* [Exercise details]:
Repeat each record exactly. Any picture gets left out.

* [Supplied records]:
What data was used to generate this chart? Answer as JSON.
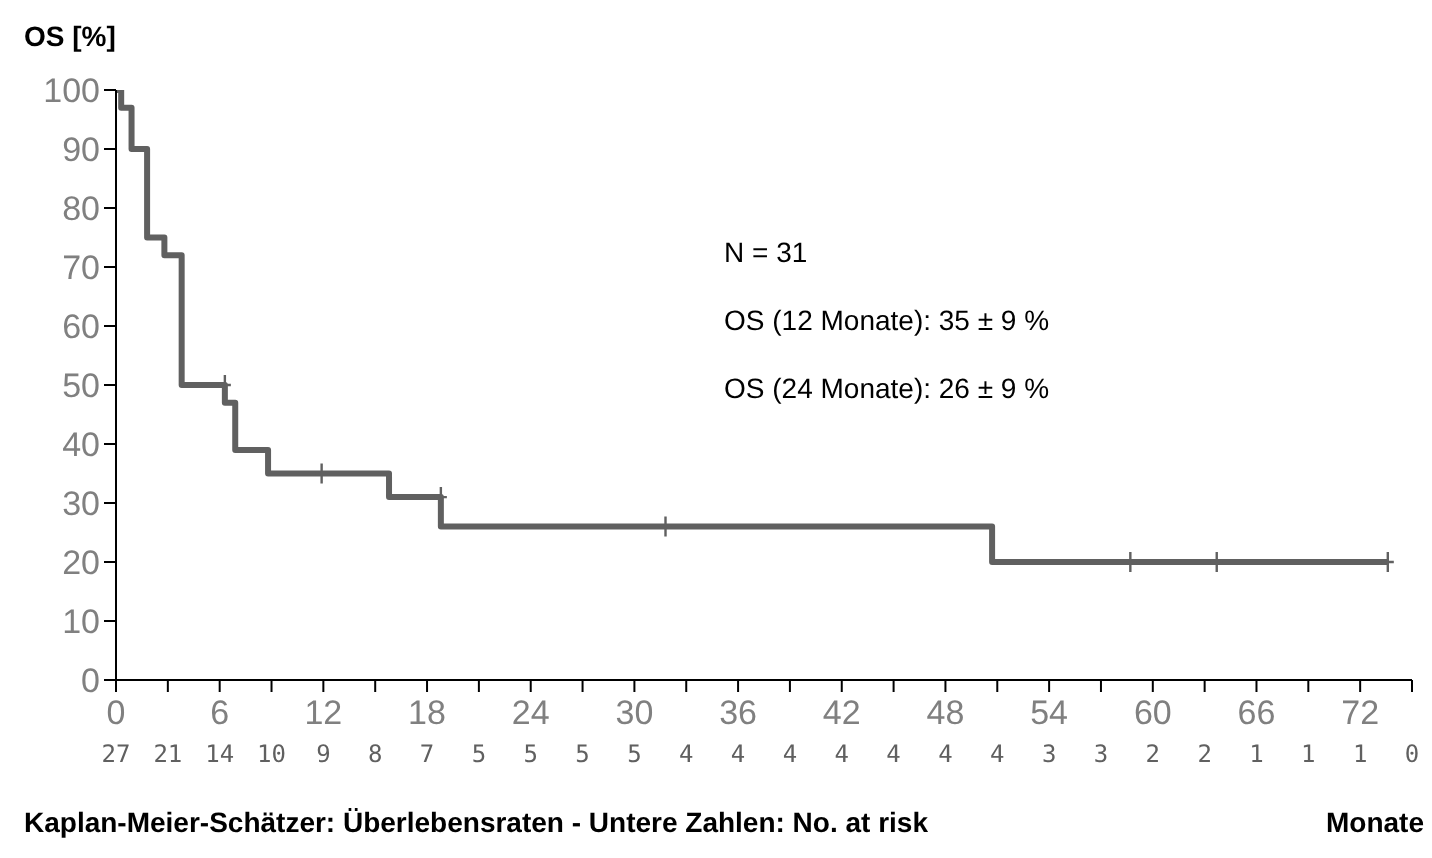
{
  "chart_data": {
    "type": "step",
    "ylabel": "OS [%]",
    "xlabel": "Monate",
    "xlim": [
      0,
      75
    ],
    "xticks": [
      0,
      {
        "value": 3,
        "label": null
      },
      6,
      {
        "value": 9,
        "label": null
      },
      12,
      {
        "value": 15,
        "label": null
      },
      18,
      {
        "value": 21,
        "label": null
      },
      24,
      {
        "value": 27,
        "label": null
      },
      30,
      {
        "value": 33,
        "label": null
      },
      36,
      {
        "value": 39,
        "label": null
      },
      42,
      {
        "value": 45,
        "label": null
      },
      48,
      {
        "value": 51,
        "label": null
      },
      54,
      {
        "value": 57,
        "label": null
      },
      60,
      {
        "value": 63,
        "label": null
      },
      66,
      {
        "value": 69,
        "label": null
      },
      72,
      {
        "value": 75,
        "label": null
      }
    ],
    "ylim": [
      0,
      100
    ],
    "yticks": [
      0,
      10,
      20,
      30,
      40,
      50,
      60,
      70,
      80,
      90,
      100
    ],
    "grid": false,
    "series": [
      {
        "color": "#606060",
        "line_style": "solid",
        "marker": "none",
        "x": [
          0,
          0.3,
          0.9,
          1.8,
          2.8,
          3.8,
          6.3,
          6.9,
          8.8,
          15.8,
          18.8,
          50.7,
          73.6
        ],
        "values": [
          100,
          97,
          90,
          75,
          72,
          50,
          47,
          39,
          35,
          31,
          26,
          20,
          20
        ]
      },
      {
        "type": "scatter",
        "color": "#606060",
        "marker": "cross",
        "x": [
          6.3,
          11.9,
          18.8,
          31.8,
          58.7,
          63.7,
          73.6
        ],
        "values": [
          50,
          35,
          31,
          26,
          20,
          20,
          20
        ]
      }
    ],
    "annotations": [
      "N = 31",
      "OS (12 Monate): 35 ± 9 %",
      "OS (24 Monate): 26 ± 9 %",
      "Kaplan-Meier-Schätzer: Überlebensraten  -  Untere Zahlen: No. at risk",
      "27",
      "21",
      "14",
      "10",
      "9",
      "8",
      "7",
      "5",
      "5",
      "5",
      "5",
      "4",
      "4",
      "4",
      "4",
      "4",
      "4",
      "4",
      "3",
      "3",
      "2",
      "2",
      "1",
      "1",
      "1",
      "0"
    ]
  }
}
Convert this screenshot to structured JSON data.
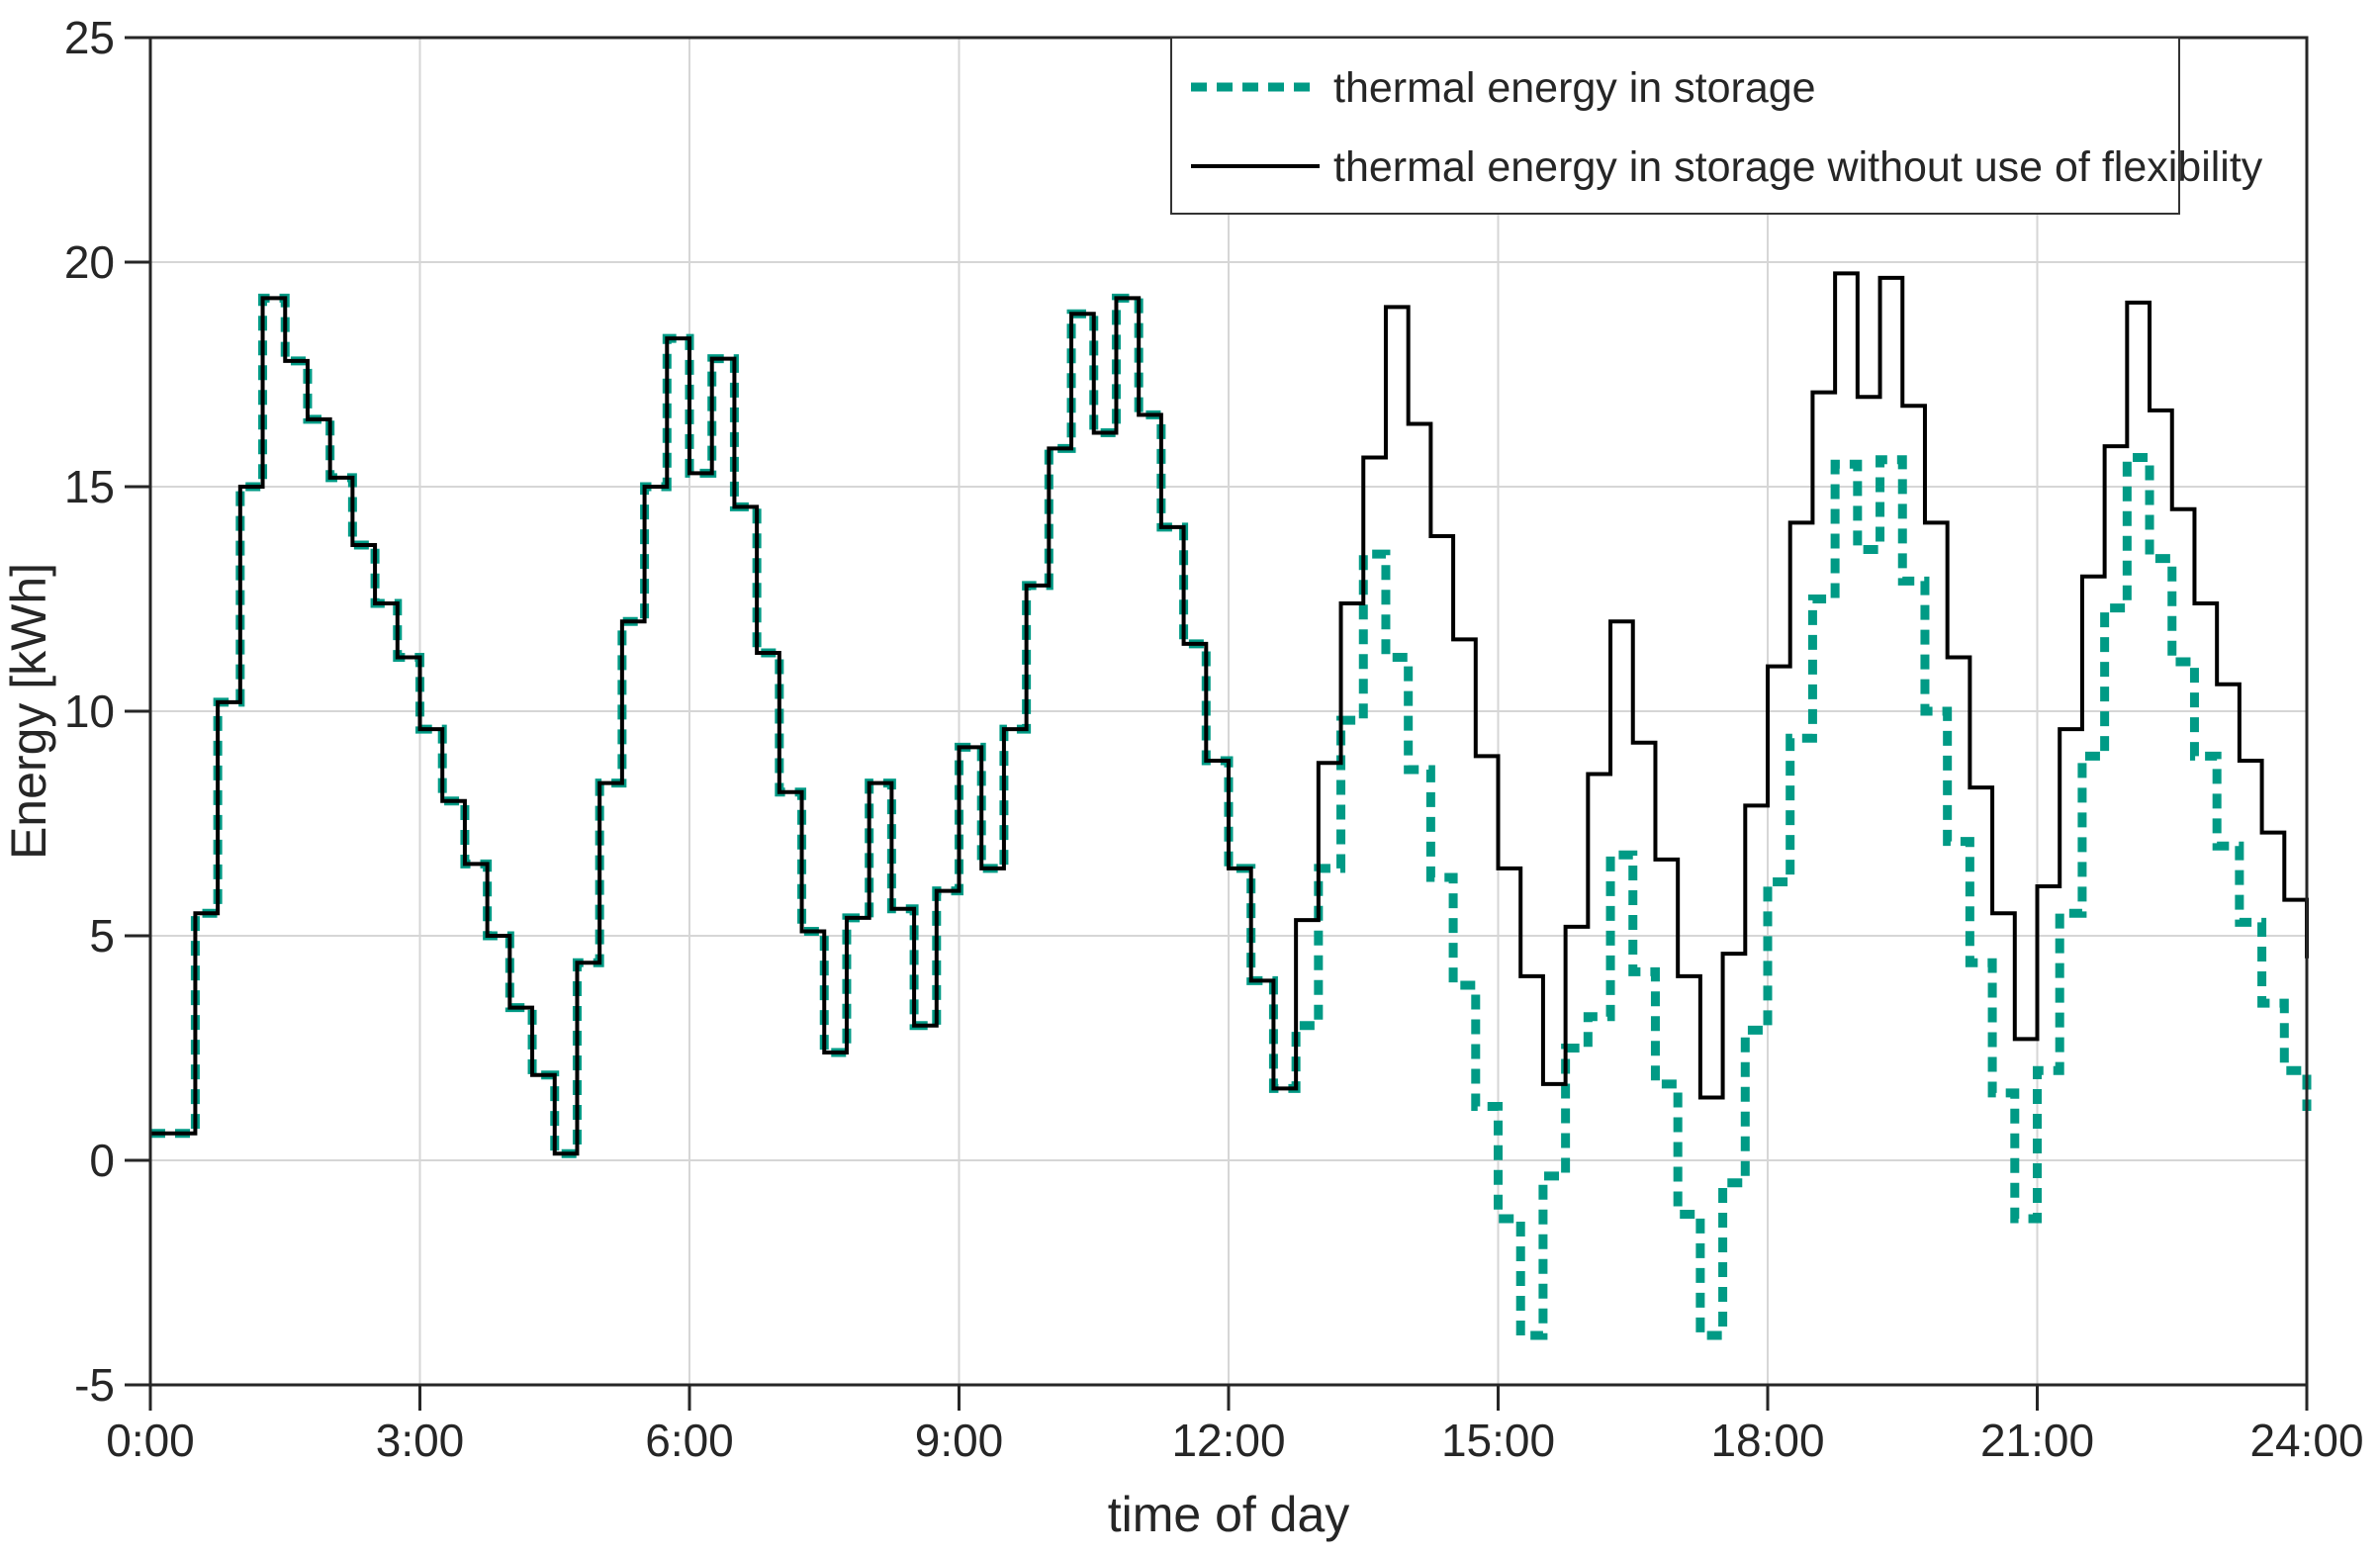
{
  "figure": {
    "background": "#ffffff"
  },
  "chart_data": {
    "type": "line",
    "step": true,
    "interval_minutes": 15,
    "title": "",
    "xlabel": "time of day",
    "ylabel": "Energy [kWh]",
    "xlim": [
      0,
      24
    ],
    "ylim": [
      -5,
      25
    ],
    "grid": true,
    "x_ticks": [
      {
        "hour": 0,
        "label": "0:00"
      },
      {
        "hour": 3,
        "label": "3:00"
      },
      {
        "hour": 6,
        "label": "6:00"
      },
      {
        "hour": 9,
        "label": "9:00"
      },
      {
        "hour": 12,
        "label": "12:00"
      },
      {
        "hour": 15,
        "label": "15:00"
      },
      {
        "hour": 18,
        "label": "18:00"
      },
      {
        "hour": 21,
        "label": "21:00"
      },
      {
        "hour": 24,
        "label": "24:00"
      }
    ],
    "y_ticks": [
      -5,
      0,
      5,
      10,
      15,
      20,
      25
    ],
    "legend": {
      "position": "top-right",
      "border": true
    },
    "series": [
      {
        "name": "thermal energy in storage",
        "color": "#009a85",
        "style": "dashed",
        "line_width": 9,
        "values": [
          0.6,
          0.6,
          5.5,
          10.2,
          15.0,
          19.2,
          17.8,
          16.5,
          15.2,
          13.7,
          12.4,
          11.2,
          9.6,
          8.0,
          6.6,
          5.0,
          3.4,
          1.9,
          0.15,
          4.4,
          8.4,
          12.0,
          15.0,
          18.3,
          15.3,
          17.85,
          14.55,
          11.3,
          8.2,
          5.1,
          2.4,
          5.4,
          8.4,
          5.6,
          3.0,
          6.0,
          9.2,
          6.5,
          9.6,
          12.8,
          15.85,
          18.85,
          16.2,
          19.2,
          16.6,
          14.1,
          11.5,
          8.9,
          6.5,
          4.0,
          1.6,
          3.0,
          6.5,
          9.8,
          13.5,
          11.2,
          8.7,
          6.3,
          3.9,
          1.2,
          -1.3,
          -3.9,
          -0.35,
          2.5,
          3.2,
          6.8,
          4.2,
          1.7,
          -1.2,
          -3.9,
          -0.5,
          2.9,
          6.2,
          9.4,
          12.5,
          15.5,
          13.6,
          15.6,
          12.9,
          10.0,
          7.1,
          4.4,
          1.5,
          -1.3,
          2.0,
          5.5,
          9.0,
          12.3,
          15.65,
          13.4,
          11.1,
          9.0,
          7.0,
          5.3,
          3.5,
          2.0
        ],
        "end_value": 1.1
      },
      {
        "name": "thermal energy in storage without use of flexibility",
        "color": "#000000",
        "style": "solid",
        "line_width": 4,
        "values": [
          0.6,
          0.6,
          5.5,
          10.2,
          15.0,
          19.2,
          17.8,
          16.5,
          15.2,
          13.7,
          12.4,
          11.2,
          9.6,
          8.0,
          6.6,
          5.0,
          3.4,
          1.9,
          0.15,
          4.4,
          8.4,
          12.0,
          15.0,
          18.3,
          15.3,
          17.85,
          14.55,
          11.3,
          8.2,
          5.1,
          2.4,
          5.4,
          8.4,
          5.6,
          3.0,
          6.0,
          9.2,
          6.5,
          9.6,
          12.8,
          15.85,
          18.85,
          16.2,
          19.2,
          16.6,
          14.1,
          11.5,
          8.9,
          6.5,
          4.0,
          1.6,
          5.35,
          8.85,
          12.4,
          15.65,
          19.0,
          16.4,
          13.9,
          11.6,
          9.0,
          6.5,
          4.1,
          1.7,
          5.2,
          8.6,
          12.0,
          9.3,
          6.7,
          4.1,
          1.4,
          4.6,
          7.9,
          11.0,
          14.2,
          17.1,
          19.75,
          17.0,
          19.65,
          16.8,
          14.2,
          11.2,
          8.3,
          5.5,
          2.7,
          6.1,
          9.6,
          13.0,
          15.9,
          19.1,
          16.7,
          14.5,
          12.4,
          10.6,
          8.9,
          7.3,
          5.8
        ],
        "end_value": 4.5
      }
    ],
    "style_hints": {
      "grid_color": "#d6d6d6",
      "axis_color": "#262626",
      "background": "#ffffff"
    }
  }
}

* [Exercise answer]:
What data was used to generate this chart? Answer as JSON.
{
  "chart_data": {
    "type": "step",
    "ylabel": "OS [%]",
    "xlabel": "Monate",
    "xlim": [
      0,
      75
    ],
    "xticks": [
      0,
      {
        "value": 3,
        "label": null
      },
      6,
      {
        "value": 9,
        "label": null
      },
      12,
      {
        "value": 15,
        "label": null
      },
      18,
      {
        "value": 21,
        "label": null
      },
      24,
      {
        "value": 27,
        "label": null
      },
      30,
      {
        "value": 33,
        "label": null
      },
      36,
      {
        "value": 39,
        "label": null
      },
      42,
      {
        "value": 45,
        "label": null
      },
      48,
      {
        "value": 51,
        "label": null
      },
      54,
      {
        "value": 57,
        "label": null
      },
      60,
      {
        "value": 63,
        "label": null
      },
      66,
      {
        "value": 69,
        "label": null
      },
      72,
      {
        "value": 75,
        "label": null
      }
    ],
    "ylim": [
      0,
      100
    ],
    "yticks": [
      0,
      10,
      20,
      30,
      40,
      50,
      60,
      70,
      80,
      90,
      100
    ],
    "grid": false,
    "series": [
      {
        "color": "#606060",
        "line_style": "solid",
        "marker": "none",
        "x": [
          0,
          0.3,
          0.9,
          1.8,
          2.8,
          3.8,
          6.3,
          6.9,
          8.8,
          15.8,
          18.8,
          50.7,
          73.6
        ],
        "values": [
          100,
          97,
          90,
          75,
          72,
          50,
          47,
          39,
          35,
          31,
          26,
          20,
          20
        ]
      },
      {
        "type": "scatter",
        "color": "#606060",
        "marker": "cross",
        "x": [
          6.3,
          11.9,
          18.8,
          31.8,
          58.7,
          63.7,
          73.6
        ],
        "values": [
          50,
          35,
          31,
          26,
          20,
          20,
          20
        ]
      }
    ],
    "annotations": [
      "N = 31",
      "OS (12 Monate): 35 ± 9 %",
      "OS (24 Monate): 26 ± 9 %",
      "Kaplan-Meier-Schätzer: Überlebensraten  -  Untere Zahlen: No. at risk",
      "27",
      "21",
      "14",
      "10",
      "9",
      "8",
      "7",
      "5",
      "5",
      "5",
      "5",
      "4",
      "4",
      "4",
      "4",
      "4",
      "4",
      "4",
      "3",
      "3",
      "2",
      "2",
      "1",
      "1",
      "1",
      "0"
    ]
  }
}
Convert this screenshot to structured JSON data.
{
  "figure": {
    "background": "#ffffff"
  },
  "chart_data": {
    "type": "line",
    "step": true,
    "interval_minutes": 15,
    "title": "",
    "xlabel": "time of day",
    "ylabel": "Energy [kWh]",
    "xlim": [
      0,
      24
    ],
    "ylim": [
      -5,
      25
    ],
    "grid": true,
    "x_ticks": [
      {
        "hour": 0,
        "label": "0:00"
      },
      {
        "hour": 3,
        "label": "3:00"
      },
      {
        "hour": 6,
        "label": "6:00"
      },
      {
        "hour": 9,
        "label": "9:00"
      },
      {
        "hour": 12,
        "label": "12:00"
      },
      {
        "hour": 15,
        "label": "15:00"
      },
      {
        "hour": 18,
        "label": "18:00"
      },
      {
        "hour": 21,
        "label": "21:00"
      },
      {
        "hour": 24,
        "label": "24:00"
      }
    ],
    "y_ticks": [
      -5,
      0,
      5,
      10,
      15,
      20,
      25
    ],
    "legend": {
      "position": "top-right",
      "border": true
    },
    "series": [
      {
        "name": "thermal energy in storage",
        "color": "#009a85",
        "style": "dashed",
        "line_width": 9,
        "values": [
          0.6,
          0.6,
          5.5,
          10.2,
          15.0,
          19.2,
          17.8,
          16.5,
          15.2,
          13.7,
          12.4,
          11.2,
          9.6,
          8.0,
          6.6,
          5.0,
          3.4,
          1.9,
          0.15,
          4.4,
          8.4,
          12.0,
          15.0,
          18.3,
          15.3,
          17.85,
          14.55,
          11.3,
          8.2,
          5.1,
          2.4,
          5.4,
          8.4,
          5.6,
          3.0,
          6.0,
          9.2,
          6.5,
          9.6,
          12.8,
          15.85,
          18.85,
          16.2,
          19.2,
          16.6,
          14.1,
          11.5,
          8.9,
          6.5,
          4.0,
          1.6,
          3.0,
          6.5,
          9.8,
          13.5,
          11.2,
          8.7,
          6.3,
          3.9,
          1.2,
          -1.3,
          -3.9,
          -0.35,
          2.5,
          3.2,
          6.8,
          4.2,
          1.7,
          -1.2,
          -3.9,
          -0.5,
          2.9,
          6.2,
          9.4,
          12.5,
          15.5,
          13.6,
          15.6,
          12.9,
          10.0,
          7.1,
          4.4,
          1.5,
          -1.3,
          2.0,
          5.5,
          9.0,
          12.3,
          15.65,
          13.4,
          11.1,
          9.0,
          7.0,
          5.3,
          3.5,
          2.0
        ],
        "end_value": 1.1
      },
      {
        "name": "thermal energy in storage without use of flexibility",
        "color": "#000000",
        "style": "solid",
        "line_width": 4,
        "values": [
          0.6,
          0.6,
          5.5,
          10.2,
          15.0,
          19.2,
          17.8,
          16.5,
          15.2,
          13.7,
          12.4,
          11.2,
          9.6,
          8.0,
          6.6,
          5.0,
          3.4,
          1.9,
          0.15,
          4.4,
          8.4,
          12.0,
          15.0,
          18.3,
          15.3,
          17.85,
          14.55,
          11.3,
          8.2,
          5.1,
          2.4,
          5.4,
          8.4,
          5.6,
          3.0,
          6.0,
          9.2,
          6.5,
          9.6,
          12.8,
          15.85,
          18.85,
          16.2,
          19.2,
          16.6,
          14.1,
          11.5,
          8.9,
          6.5,
          4.0,
          1.6,
          5.35,
          8.85,
          12.4,
          15.65,
          19.0,
          16.4,
          13.9,
          11.6,
          9.0,
          6.5,
          4.1,
          1.7,
          5.2,
          8.6,
          12.0,
          9.3,
          6.7,
          4.1,
          1.4,
          4.6,
          7.9,
          11.0,
          14.2,
          17.1,
          19.75,
          17.0,
          19.65,
          16.8,
          14.2,
          11.2,
          8.3,
          5.5,
          2.7,
          6.1,
          9.6,
          13.0,
          15.9,
          19.1,
          16.7,
          14.5,
          12.4,
          10.6,
          8.9,
          7.3,
          5.8
        ],
        "end_value": 4.5
      }
    ],
    "style_hints": {
      "grid_color": "#d6d6d6",
      "axis_color": "#262626",
      "background": "#ffffff"
    }
  }
}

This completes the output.